> [What is needed]:
Repeat the material verbatim and drop the pictures.

(Stored data)
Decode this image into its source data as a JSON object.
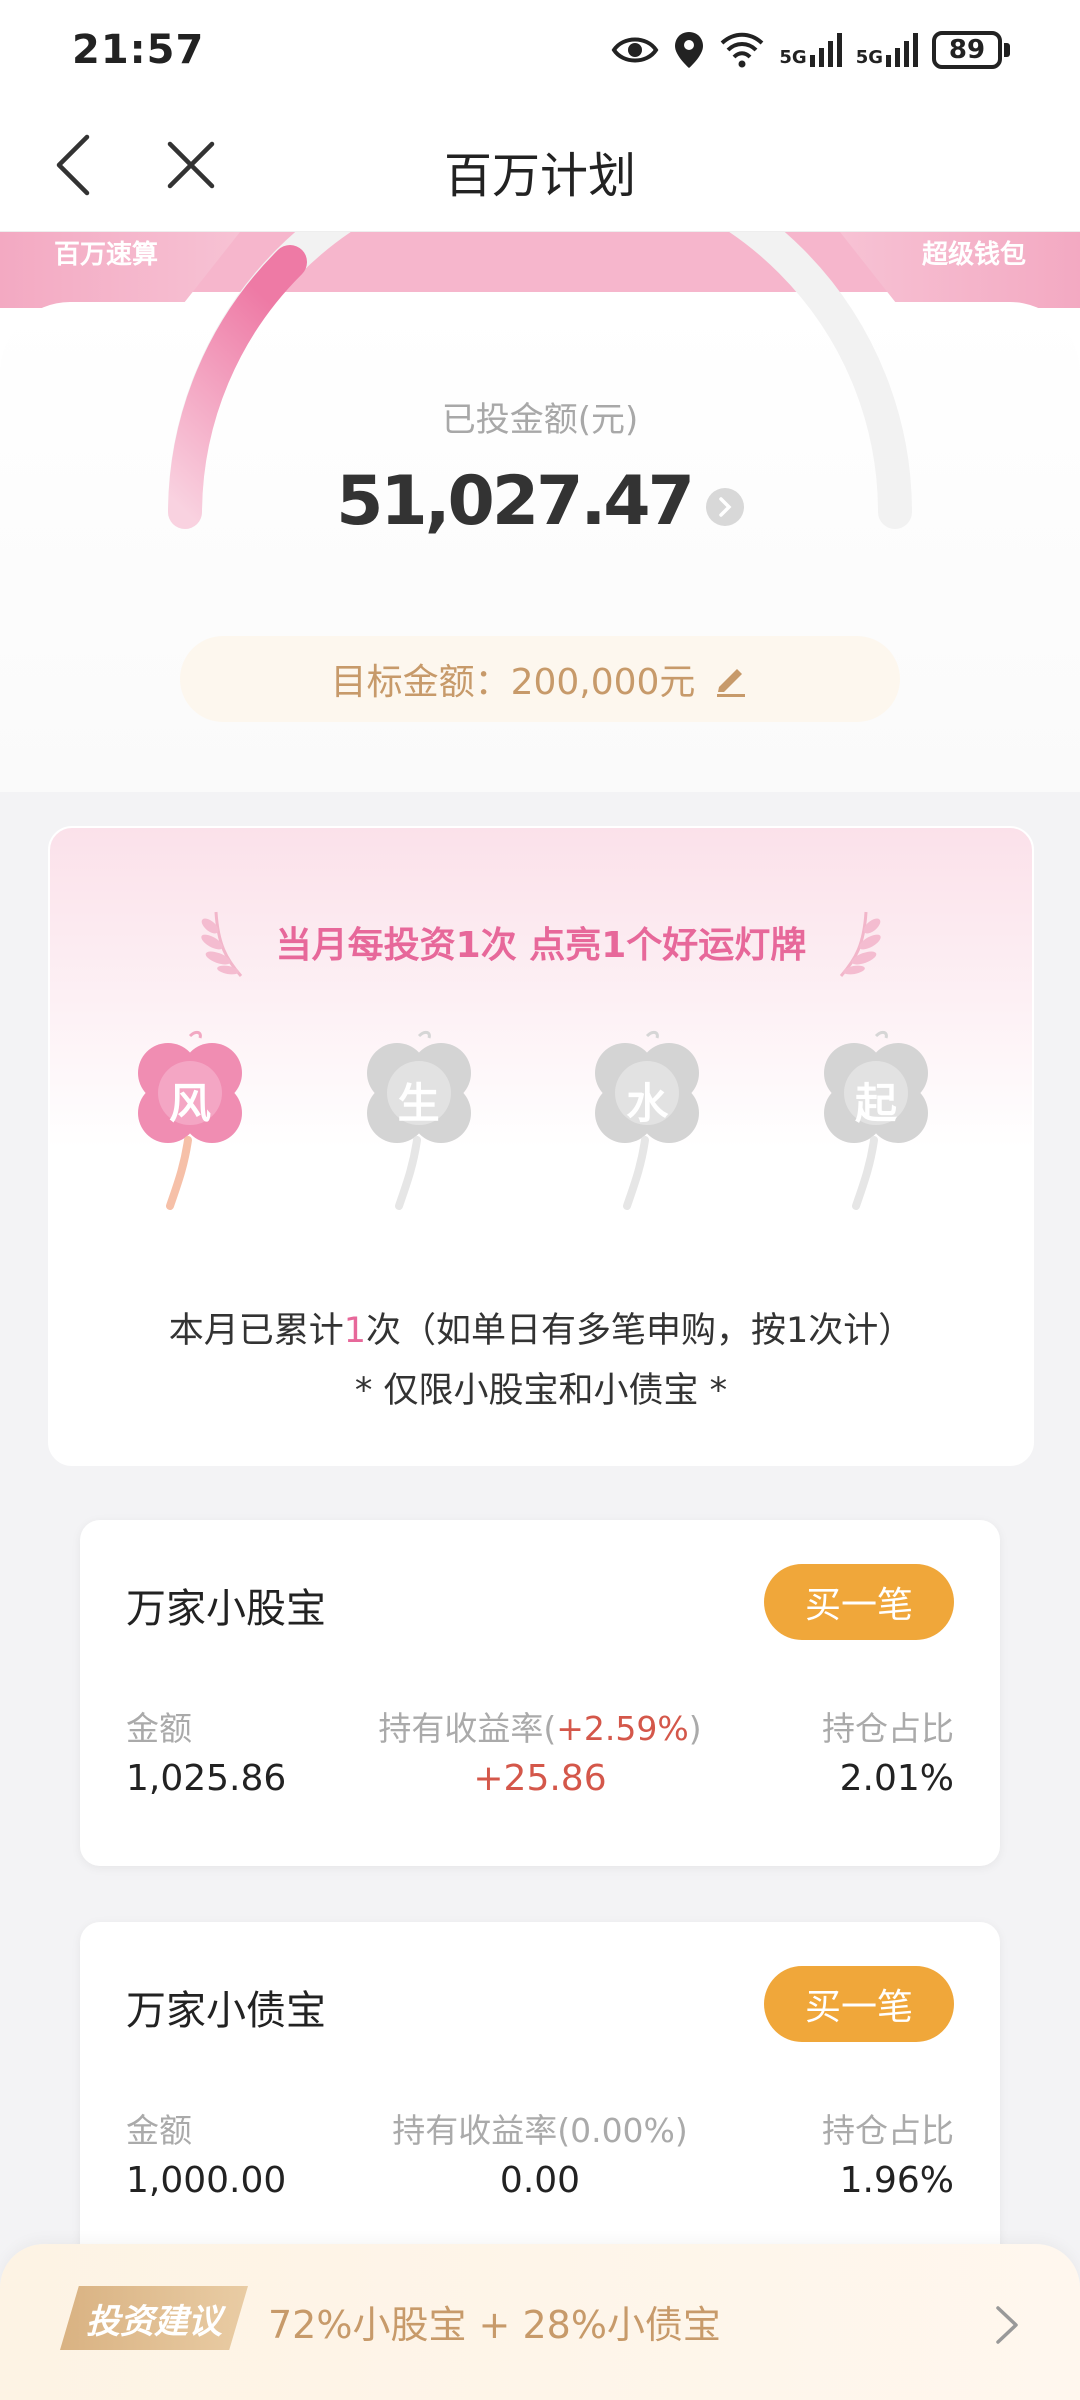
{
  "status_bar": {
    "time": "21:57",
    "net1": "5G",
    "net2": "5G",
    "battery": "89"
  },
  "nav": {
    "title": "百万计划"
  },
  "hero": {
    "corner_left": "百万速算",
    "corner_right": "超级钱包",
    "invested_label": "已投金额(元)",
    "invested_amount": "51,027.47",
    "target_label": "目标金额：200,000元"
  },
  "lucky": {
    "title": "当月每投资1次 点亮1个好运灯牌",
    "flowers": [
      {
        "char": "风",
        "lit": true
      },
      {
        "char": "生",
        "lit": false
      },
      {
        "char": "水",
        "lit": false
      },
      {
        "char": "起",
        "lit": false
      }
    ],
    "count_prefix": "本月已累计",
    "count_value": "1",
    "count_suffix": "次（如单日有多笔申购，按1次计）",
    "limit_note": "* 仅限小股宝和小债宝 *"
  },
  "funds": [
    {
      "name": "万家小股宝",
      "buy_label": "买一笔",
      "amount_label": "金额",
      "amount": "1,025.86",
      "yield_label_prefix": "持有收益率(",
      "yield_rate": "+2.59%",
      "yield_label_suffix": ")",
      "yield_value": "+25.86",
      "share_label": "持仓占比",
      "share": "2.01%"
    },
    {
      "name": "万家小债宝",
      "buy_label": "买一笔",
      "amount_label": "金额",
      "amount": "1,000.00",
      "yield_label_prefix": "持有收益率(",
      "yield_rate": "0.00%",
      "yield_label_suffix": ")",
      "yield_value": "0.00",
      "share_label": "持仓占比",
      "share": "1.96%"
    }
  ],
  "advice": {
    "badge": "投资建议",
    "text": "72%小股宝 + 28%小债宝"
  },
  "colors": {
    "accent_pink": "#e7689a",
    "gold": "#c79a6a",
    "buy_orange": "#f0a73a",
    "profit_red": "#d4574a"
  }
}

> [Exercise solution]:
Decode this image into its source data as a JSON object.
{
  "status_bar": {
    "time": "21:57",
    "net1": "5G",
    "net2": "5G",
    "battery": "89"
  },
  "nav": {
    "title": "百万计划"
  },
  "hero": {
    "corner_left": "百万速算",
    "corner_right": "超级钱包",
    "invested_label": "已投金额(元)",
    "invested_amount": "51,027.47",
    "target_label": "目标金额：200,000元"
  },
  "lucky": {
    "title": "当月每投资1次 点亮1个好运灯牌",
    "flowers": [
      {
        "char": "风",
        "lit": true
      },
      {
        "char": "生",
        "lit": false
      },
      {
        "char": "水",
        "lit": false
      },
      {
        "char": "起",
        "lit": false
      }
    ],
    "count_prefix": "本月已累计",
    "count_value": "1",
    "count_suffix": "次（如单日有多笔申购，按1次计）",
    "limit_note": "* 仅限小股宝和小债宝 *"
  },
  "funds": [
    {
      "name": "万家小股宝",
      "buy_label": "买一笔",
      "amount_label": "金额",
      "amount": "1,025.86",
      "yield_label_prefix": "持有收益率(",
      "yield_rate": "+2.59%",
      "yield_label_suffix": ")",
      "yield_value": "+25.86",
      "share_label": "持仓占比",
      "share": "2.01%"
    },
    {
      "name": "万家小债宝",
      "buy_label": "买一笔",
      "amount_label": "金额",
      "amount": "1,000.00",
      "yield_label_prefix": "持有收益率(",
      "yield_rate": "0.00%",
      "yield_label_suffix": ")",
      "yield_value": "0.00",
      "share_label": "持仓占比",
      "share": "1.96%"
    }
  ],
  "advice": {
    "badge": "投资建议",
    "text": "72%小股宝 + 28%小债宝"
  },
  "colors": {
    "accent_pink": "#e7689a",
    "gold": "#c79a6a",
    "buy_orange": "#f0a73a",
    "profit_red": "#d4574a"
  }
}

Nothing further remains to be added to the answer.